* _OBJECTIVE_: Reproduce the listing below with "expand-arrow-icon" changed to "disclosure-arrow-icon" wherever it occurs, keeping everything else the same. Omit the pictures.

* _DATA FOR THE TASK_:
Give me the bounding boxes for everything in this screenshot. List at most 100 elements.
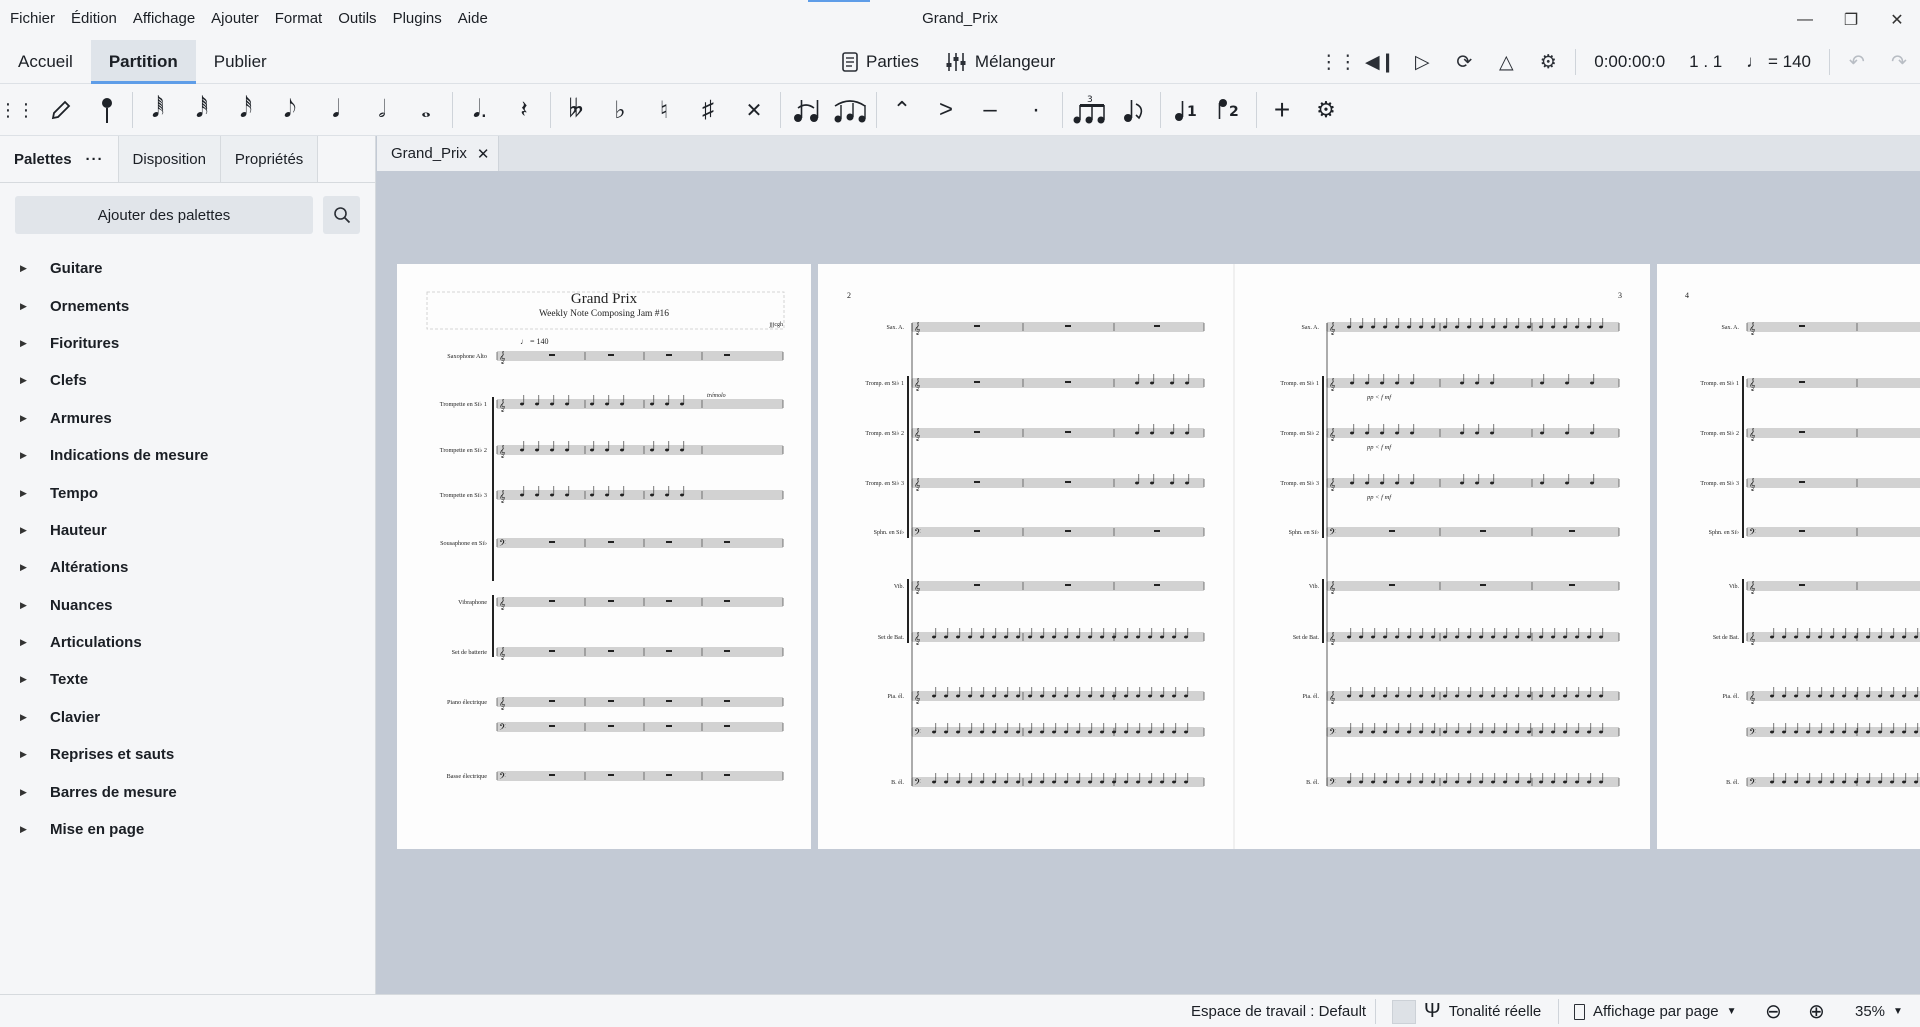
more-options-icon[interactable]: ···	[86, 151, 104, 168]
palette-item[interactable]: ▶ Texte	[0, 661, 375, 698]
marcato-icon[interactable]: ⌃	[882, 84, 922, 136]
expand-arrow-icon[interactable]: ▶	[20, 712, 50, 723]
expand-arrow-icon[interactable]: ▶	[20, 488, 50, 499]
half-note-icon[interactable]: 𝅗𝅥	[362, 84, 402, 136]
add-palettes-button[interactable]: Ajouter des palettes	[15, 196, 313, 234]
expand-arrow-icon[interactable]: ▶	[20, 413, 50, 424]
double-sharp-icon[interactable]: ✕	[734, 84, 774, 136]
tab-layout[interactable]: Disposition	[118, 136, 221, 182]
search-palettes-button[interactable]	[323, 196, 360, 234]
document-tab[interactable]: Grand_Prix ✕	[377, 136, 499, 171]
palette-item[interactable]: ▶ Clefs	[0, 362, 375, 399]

* _WRITTEN RESPONSE_:
Give me the bounding boxes for everything in this screenshot. List at most 100 elements.
more-options-icon[interactable]: ···	[86, 151, 104, 168]
palette-item[interactable]: ▶ Texte	[0, 661, 375, 698]
marcato-icon[interactable]: ⌃	[882, 84, 922, 136]
disclosure-arrow-icon[interactable]: ▶	[20, 712, 50, 723]
disclosure-arrow-icon[interactable]: ▶	[20, 488, 50, 499]
half-note-icon[interactable]: 𝅗𝅥	[362, 84, 402, 136]
add-palettes-button[interactable]: Ajouter des palettes	[15, 196, 313, 234]
disclosure-arrow-icon[interactable]: ▶	[20, 413, 50, 424]
double-sharp-icon[interactable]: ✕	[734, 84, 774, 136]
tab-layout[interactable]: Disposition	[118, 136, 221, 182]
search-palettes-button[interactable]	[323, 196, 360, 234]
document-tab[interactable]: Grand_Prix ✕	[377, 136, 499, 171]
palette-item[interactable]: ▶ Clefs	[0, 362, 375, 399]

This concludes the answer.